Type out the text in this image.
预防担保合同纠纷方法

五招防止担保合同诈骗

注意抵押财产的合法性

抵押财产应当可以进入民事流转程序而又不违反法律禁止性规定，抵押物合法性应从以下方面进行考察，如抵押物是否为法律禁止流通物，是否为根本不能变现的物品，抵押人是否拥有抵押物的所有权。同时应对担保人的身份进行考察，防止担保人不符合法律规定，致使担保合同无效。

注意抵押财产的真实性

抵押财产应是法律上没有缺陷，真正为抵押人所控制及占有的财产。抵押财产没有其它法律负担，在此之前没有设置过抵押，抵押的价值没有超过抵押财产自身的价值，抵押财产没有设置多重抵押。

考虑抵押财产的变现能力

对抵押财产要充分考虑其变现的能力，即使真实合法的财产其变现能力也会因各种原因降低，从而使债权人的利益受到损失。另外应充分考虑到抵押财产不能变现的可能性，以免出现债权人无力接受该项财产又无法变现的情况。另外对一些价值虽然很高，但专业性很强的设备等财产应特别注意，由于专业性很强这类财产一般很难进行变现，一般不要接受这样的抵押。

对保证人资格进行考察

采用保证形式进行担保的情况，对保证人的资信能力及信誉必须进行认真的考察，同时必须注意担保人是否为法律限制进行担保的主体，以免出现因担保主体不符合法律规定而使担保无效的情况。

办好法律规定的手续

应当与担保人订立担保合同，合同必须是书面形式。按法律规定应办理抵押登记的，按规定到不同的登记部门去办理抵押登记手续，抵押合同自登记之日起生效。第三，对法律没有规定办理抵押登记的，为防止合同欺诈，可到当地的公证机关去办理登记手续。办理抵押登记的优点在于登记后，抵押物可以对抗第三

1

### What you will do
What is needed here is an exact reproduction of all the entries.

### Answer to this problem
Type out the text in this image.
预防担保合同纠纷方法

五招防止担保合同诈骗

注意抵押财产的合法性

抵押财产应当可以进入民事流转程序而又不违反法律禁止性规定，抵押物合法性应从以下方面进行考察，如抵押物是否为法律禁止流通物，是否为根本不能变现的物品，抵押人是否拥有抵押物的所有权。同时应对担保人的身份进行考察，防止担保人不符合法律规定，致使担保合同无效。

注意抵押财产的真实性

抵押财产应是法律上没有缺陷，真正为抵押人所控制及占有的财产。抵押财产没有其它法律负担，在此之前没有设置过抵押，抵押的价值没有超过抵押财产自身的价值，抵押财产没有设置多重抵押。

考虑抵押财产的变现能力

对抵押财产要充分考虑其变现的能力，即使真实合法的财产其变现能力也会因各种原因降低，从而使债权人的利益受到损失。另外应充分考虑到抵押财产不能变现的可能性，以免出现债权人无力接受该项财产又无法变现的情况。另外对一些价值虽然很高，但专业性很强的设备等财产应特别注意，由于专业性很强这类财产一般很难进行变现，一般不要接受这样的抵押。

对保证人资格进行考察

采用保证形式进行担保的情况，对保证人的资信能力及信誉必须进行认真的考察，同时必须注意担保人是否为法律限制进行担保的主体，以免出现因担保主体不符合法律规定而使担保无效的情况。

办好法律规定的手续

应当与担保人订立担保合同，合同必须是书面形式。按法律规定应办理抵押登记的，按规定到不同的登记部门去办理抵押登记手续，抵押合同自登记之日起生效。第三，对法律没有规定办理抵押登记的，为防止合同欺诈，可到当地的公证机关去办理登记手续。办理抵押登记的优点在于登记后，抵押物可以对抗第三

1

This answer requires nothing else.